Set task: Restate the whole of the material. Keep every word, and drop the pictures.

Provided data:
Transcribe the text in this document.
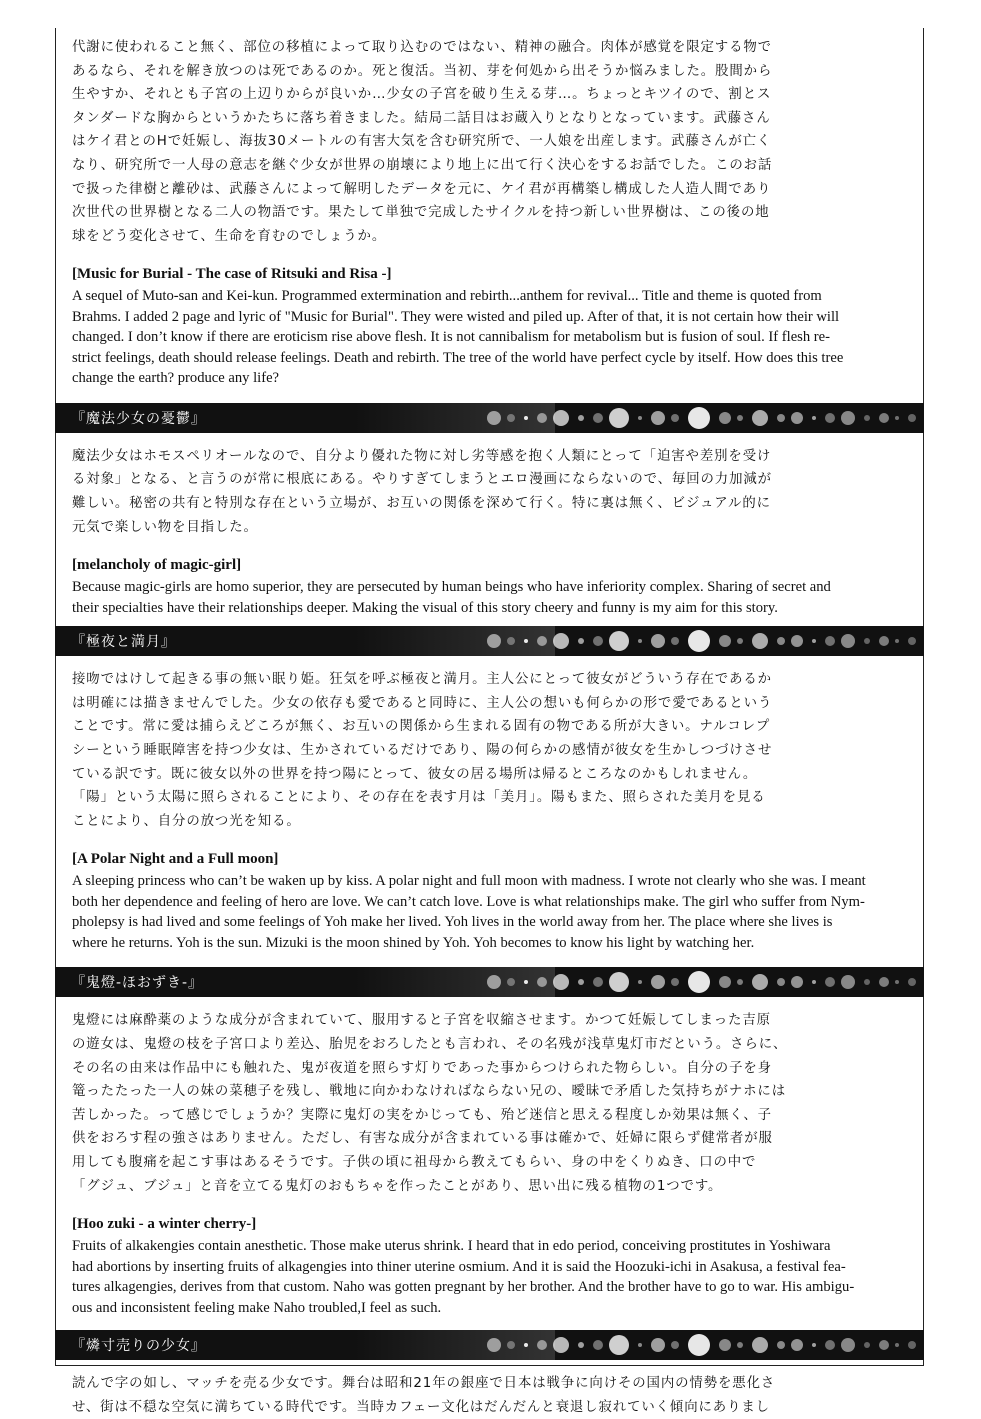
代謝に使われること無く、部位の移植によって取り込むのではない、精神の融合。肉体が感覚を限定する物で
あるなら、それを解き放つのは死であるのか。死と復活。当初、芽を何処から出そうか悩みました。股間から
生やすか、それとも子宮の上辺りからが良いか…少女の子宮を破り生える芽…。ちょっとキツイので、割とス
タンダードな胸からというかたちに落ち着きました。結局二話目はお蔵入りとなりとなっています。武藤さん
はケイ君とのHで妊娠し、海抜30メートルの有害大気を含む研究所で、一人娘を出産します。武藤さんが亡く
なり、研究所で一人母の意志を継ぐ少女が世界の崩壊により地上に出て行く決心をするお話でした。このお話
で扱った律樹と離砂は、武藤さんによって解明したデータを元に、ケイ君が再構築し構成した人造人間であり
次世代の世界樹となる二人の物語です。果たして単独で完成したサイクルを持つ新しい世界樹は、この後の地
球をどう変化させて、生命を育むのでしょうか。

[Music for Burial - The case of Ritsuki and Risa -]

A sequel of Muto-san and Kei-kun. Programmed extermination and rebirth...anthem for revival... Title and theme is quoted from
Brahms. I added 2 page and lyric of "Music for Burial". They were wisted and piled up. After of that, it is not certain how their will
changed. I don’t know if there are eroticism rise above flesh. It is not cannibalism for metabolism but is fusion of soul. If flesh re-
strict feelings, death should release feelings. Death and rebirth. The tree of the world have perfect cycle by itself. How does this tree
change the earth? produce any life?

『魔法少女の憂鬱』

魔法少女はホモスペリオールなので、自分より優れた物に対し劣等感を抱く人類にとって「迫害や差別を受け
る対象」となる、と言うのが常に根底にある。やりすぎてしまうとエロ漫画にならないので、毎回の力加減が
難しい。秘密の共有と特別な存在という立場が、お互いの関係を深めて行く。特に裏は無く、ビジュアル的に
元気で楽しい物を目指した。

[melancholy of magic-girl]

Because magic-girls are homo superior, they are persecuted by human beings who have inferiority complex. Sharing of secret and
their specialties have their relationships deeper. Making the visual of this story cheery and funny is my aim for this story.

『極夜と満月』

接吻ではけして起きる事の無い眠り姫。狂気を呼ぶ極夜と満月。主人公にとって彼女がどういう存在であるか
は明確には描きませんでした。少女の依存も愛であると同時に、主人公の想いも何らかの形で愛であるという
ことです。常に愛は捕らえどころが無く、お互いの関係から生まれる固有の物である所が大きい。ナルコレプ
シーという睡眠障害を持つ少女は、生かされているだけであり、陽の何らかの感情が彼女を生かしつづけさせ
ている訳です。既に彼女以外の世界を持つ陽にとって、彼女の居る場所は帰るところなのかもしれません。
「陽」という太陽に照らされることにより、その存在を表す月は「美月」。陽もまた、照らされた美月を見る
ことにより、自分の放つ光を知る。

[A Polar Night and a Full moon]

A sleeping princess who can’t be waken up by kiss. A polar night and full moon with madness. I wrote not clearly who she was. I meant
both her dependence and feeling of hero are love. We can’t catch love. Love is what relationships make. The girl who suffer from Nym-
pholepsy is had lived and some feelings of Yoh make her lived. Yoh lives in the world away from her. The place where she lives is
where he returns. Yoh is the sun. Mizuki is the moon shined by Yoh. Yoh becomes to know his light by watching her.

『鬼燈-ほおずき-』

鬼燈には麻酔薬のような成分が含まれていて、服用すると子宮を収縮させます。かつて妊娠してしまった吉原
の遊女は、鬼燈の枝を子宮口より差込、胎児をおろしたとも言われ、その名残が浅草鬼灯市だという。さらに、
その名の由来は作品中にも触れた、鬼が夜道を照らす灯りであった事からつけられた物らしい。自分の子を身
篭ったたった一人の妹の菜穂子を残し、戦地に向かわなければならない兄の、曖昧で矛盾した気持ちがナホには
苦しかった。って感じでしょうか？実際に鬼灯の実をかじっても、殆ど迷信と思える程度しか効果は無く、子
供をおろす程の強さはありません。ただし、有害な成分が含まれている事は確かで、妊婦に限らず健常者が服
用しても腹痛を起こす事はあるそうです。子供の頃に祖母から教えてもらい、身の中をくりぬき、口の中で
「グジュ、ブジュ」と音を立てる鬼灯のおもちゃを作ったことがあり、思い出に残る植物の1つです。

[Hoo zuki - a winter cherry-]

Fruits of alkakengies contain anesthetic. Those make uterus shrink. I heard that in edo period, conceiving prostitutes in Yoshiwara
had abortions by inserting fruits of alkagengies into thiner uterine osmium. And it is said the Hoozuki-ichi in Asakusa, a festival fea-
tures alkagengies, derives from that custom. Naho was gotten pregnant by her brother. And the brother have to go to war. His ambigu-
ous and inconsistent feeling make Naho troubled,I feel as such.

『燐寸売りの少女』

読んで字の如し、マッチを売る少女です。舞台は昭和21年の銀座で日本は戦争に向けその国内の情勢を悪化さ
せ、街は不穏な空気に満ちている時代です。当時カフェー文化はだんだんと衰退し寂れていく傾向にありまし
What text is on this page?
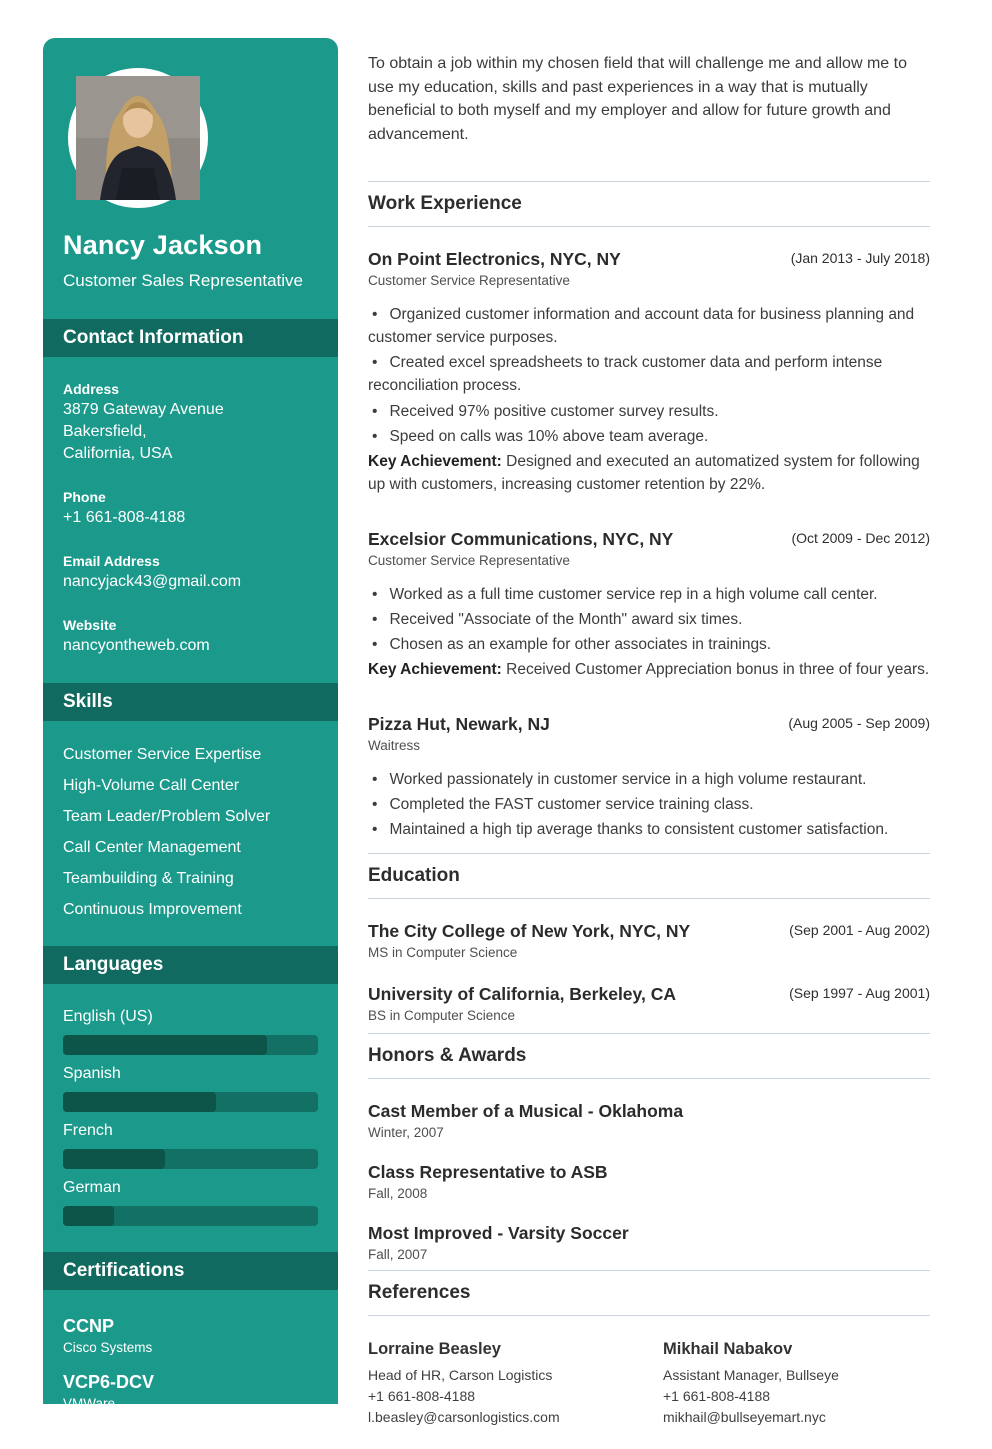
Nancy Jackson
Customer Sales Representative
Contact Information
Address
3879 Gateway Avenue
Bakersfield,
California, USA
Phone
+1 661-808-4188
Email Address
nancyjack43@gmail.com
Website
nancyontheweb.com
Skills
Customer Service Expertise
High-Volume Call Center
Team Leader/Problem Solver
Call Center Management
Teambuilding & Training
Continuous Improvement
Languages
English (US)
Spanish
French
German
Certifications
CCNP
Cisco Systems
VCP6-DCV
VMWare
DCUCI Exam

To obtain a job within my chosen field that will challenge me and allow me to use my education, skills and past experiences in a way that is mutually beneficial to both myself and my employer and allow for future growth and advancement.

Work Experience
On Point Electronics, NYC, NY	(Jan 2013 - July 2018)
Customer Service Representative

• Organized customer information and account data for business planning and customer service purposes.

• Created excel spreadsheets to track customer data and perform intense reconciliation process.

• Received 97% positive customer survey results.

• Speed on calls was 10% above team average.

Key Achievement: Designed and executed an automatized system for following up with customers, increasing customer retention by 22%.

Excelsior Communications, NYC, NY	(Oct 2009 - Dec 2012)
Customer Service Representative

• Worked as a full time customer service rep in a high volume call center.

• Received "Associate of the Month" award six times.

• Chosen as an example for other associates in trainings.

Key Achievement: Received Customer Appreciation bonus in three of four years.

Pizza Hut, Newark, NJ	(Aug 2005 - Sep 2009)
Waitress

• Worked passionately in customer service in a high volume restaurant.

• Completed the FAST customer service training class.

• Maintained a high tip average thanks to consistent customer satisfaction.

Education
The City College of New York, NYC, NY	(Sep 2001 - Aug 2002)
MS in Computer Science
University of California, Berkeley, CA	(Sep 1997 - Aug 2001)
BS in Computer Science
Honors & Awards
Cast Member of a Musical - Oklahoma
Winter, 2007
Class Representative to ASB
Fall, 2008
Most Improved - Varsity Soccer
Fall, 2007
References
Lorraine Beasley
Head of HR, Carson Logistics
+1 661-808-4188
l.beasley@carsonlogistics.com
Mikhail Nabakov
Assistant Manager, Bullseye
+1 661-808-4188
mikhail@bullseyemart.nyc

Task answer:
Transcribe the text in this document.
代謝に使われること無く、部位の移植によって取り込むのではない、精神の融合。肉体が感覚を限定する物で
あるなら、それを解き放つのは死であるのか。死と復活。当初、芽を何処から出そうか悩みました。股間から
生やすか、それとも子宮の上辺りからが良いか…少女の子宮を破り生える芽…。ちょっとキツイので、割とス
タンダードな胸からというかたちに落ち着きました。結局二話目はお蔵入りとなりとなっています。武藤さん
はケイ君とのHで妊娠し、海抜30メートルの有害大気を含む研究所で、一人娘を出産します。武藤さんが亡く
なり、研究所で一人母の意志を継ぐ少女が世界の崩壊により地上に出て行く決心をするお話でした。このお話
で扱った律樹と離砂は、武藤さんによって解明したデータを元に、ケイ君が再構築し構成した人造人間であり
次世代の世界樹となる二人の物語です。果たして単独で完成したサイクルを持つ新しい世界樹は、この後の地
球をどう変化させて、生命を育むのでしょうか。

[Music for Burial - The case of Ritsuki and Risa -]

A sequel of Muto-san and Kei-kun. Programmed extermination and rebirth...anthem for revival... Title and theme is quoted from
Brahms. I added 2 page and lyric of "Music for Burial". They were wisted and piled up. After of that, it is not certain how their will
changed. I don’t know if there are eroticism rise above flesh. It is not cannibalism for metabolism but is fusion of soul. If flesh re-
strict feelings, death should release feelings. Death and rebirth. The tree of the world have perfect cycle by itself. How does this tree
change the earth? produce any life?

『魔法少女の憂鬱』

魔法少女はホモスペリオールなので、自分より優れた物に対し劣等感を抱く人類にとって「迫害や差別を受け
る対象」となる、と言うのが常に根底にある。やりすぎてしまうとエロ漫画にならないので、毎回の力加減が
難しい。秘密の共有と特別な存在という立場が、お互いの関係を深めて行く。特に裏は無く、ビジュアル的に
元気で楽しい物を目指した。

[melancholy of magic-girl]

Because magic-girls are homo superior, they are persecuted by human beings who have inferiority complex. Sharing of secret and
their specialties have their relationships deeper. Making the visual of this story cheery and funny is my aim for this story.

『極夜と満月』

接吻ではけして起きる事の無い眠り姫。狂気を呼ぶ極夜と満月。主人公にとって彼女がどういう存在であるか
は明確には描きませんでした。少女の依存も愛であると同時に、主人公の想いも何らかの形で愛であるという
ことです。常に愛は捕らえどころが無く、お互いの関係から生まれる固有の物である所が大きい。ナルコレプ
シーという睡眠障害を持つ少女は、生かされているだけであり、陽の何らかの感情が彼女を生かしつづけさせ
ている訳です。既に彼女以外の世界を持つ陽にとって、彼女の居る場所は帰るところなのかもしれません。
「陽」という太陽に照らされることにより、その存在を表す月は「美月」。陽もまた、照らされた美月を見る
ことにより、自分の放つ光を知る。

[A Polar Night and a Full moon]

A sleeping princess who can’t be waken up by kiss. A polar night and full moon with madness. I wrote not clearly who she was. I meant
both her dependence and feeling of hero are love. We can’t catch love. Love is what relationships make. The girl who suffer from Nym-
pholepsy is had lived and some feelings of Yoh make her lived. Yoh lives in the world away from her. The place where she lives is
where he returns. Yoh is the sun. Mizuki is the moon shined by Yoh. Yoh becomes to know his light by watching her.

『鬼燈-ほおずき-』

鬼燈には麻酔薬のような成分が含まれていて、服用すると子宮を収縮させます。かつて妊娠してしまった吉原
の遊女は、鬼燈の枝を子宮口より差込、胎児をおろしたとも言われ、その名残が浅草鬼灯市だという。さらに、
その名の由来は作品中にも触れた、鬼が夜道を照らす灯りであった事からつけられた物らしい。自分の子を身
篭ったたった一人の妹の菜穂子を残し、戦地に向かわなければならない兄の、曖昧で矛盾した気持ちがナホには
苦しかった。って感じでしょうか？実際に鬼灯の実をかじっても、殆ど迷信と思える程度しか効果は無く、子
供をおろす程の強さはありません。ただし、有害な成分が含まれている事は確かで、妊婦に限らず健常者が服
用しても腹痛を起こす事はあるそうです。子供の頃に祖母から教えてもらい、身の中をくりぬき、口の中で
「グジュ、ブジュ」と音を立てる鬼灯のおもちゃを作ったことがあり、思い出に残る植物の1つです。

[Hoo zuki - a winter cherry-]

Fruits of alkakengies contain anesthetic. Those make uterus shrink. I heard that in edo period, conceiving prostitutes in Yoshiwara
had abortions by inserting fruits of alkagengies into thiner uterine osmium. And it is said the Hoozuki-ichi in Asakusa, a festival fea-
tures alkagengies, derives from that custom. Naho was gotten pregnant by her brother. And the brother have to go to war. His ambigu-
ous and inconsistent feeling make Naho troubled,I feel as such.

『燐寸売りの少女』

読んで字の如し、マッチを売る少女です。舞台は昭和21年の銀座で日本は戦争に向けその国内の情勢を悪化さ
せ、街は不穏な空気に満ちている時代です。当時カフェー文化はだんだんと衰退し寂れていく傾向にありまし
What text is on this page?
Nancy Jackson
Customer Sales Representative
Contact Information
Address
3879 Gateway Avenue
Bakersfield,
California, USA
Phone
+1 661-808-4188
Email Address
nancyjack43@gmail.com
Website
nancyontheweb.com
Skills
Customer Service Expertise
High-Volume Call Center
Team Leader/Problem Solver
Call Center Management
Teambuilding & Training
Continuous Improvement
Languages
English (US)
Spanish
French
German
Certifications
CCNP
Cisco Systems
VCP6-DCV
VMWare
DCUCI Exam

To obtain a job within my chosen field that will challenge me and allow me to use my education, skills and past experiences in a way that is mutually beneficial to both myself and my employer and allow for future growth and advancement.

Work Experience
On Point Electronics, NYC, NY	(Jan 2013 - July 2018)
Customer Service Representative

• Organized customer information and account data for business planning and customer service purposes.

• Created excel spreadsheets to track customer data and perform intense reconciliation process.

• Received 97% positive customer survey results.

• Speed on calls was 10% above team average.

Key Achievement: Designed and executed an automatized system for following up with customers, increasing customer retention by 22%.

Excelsior Communications, NYC, NY	(Oct 2009 - Dec 2012)
Customer Service Representative

• Worked as a full time customer service rep in a high volume call center.

• Received "Associate of the Month" award six times.

• Chosen as an example for other associates in trainings.

Key Achievement: Received Customer Appreciation bonus in three of four years.

Pizza Hut, Newark, NJ	(Aug 2005 - Sep 2009)
Waitress

• Worked passionately in customer service in a high volume restaurant.

• Completed the FAST customer service training class.

• Maintained a high tip average thanks to consistent customer satisfaction.

Education
The City College of New York, NYC, NY	(Sep 2001 - Aug 2002)
MS in Computer Science
University of California, Berkeley, CA	(Sep 1997 - Aug 2001)
BS in Computer Science
Honors & Awards
Cast Member of a Musical - Oklahoma
Winter, 2007
Class Representative to ASB
Fall, 2008
Most Improved - Varsity Soccer
Fall, 2007
References
Lorraine Beasley
Head of HR, Carson Logistics
+1 661-808-4188
l.beasley@carsonlogistics.com
Mikhail Nabakov
Assistant Manager, Bullseye
+1 661-808-4188
mikhail@bullseyemart.nyc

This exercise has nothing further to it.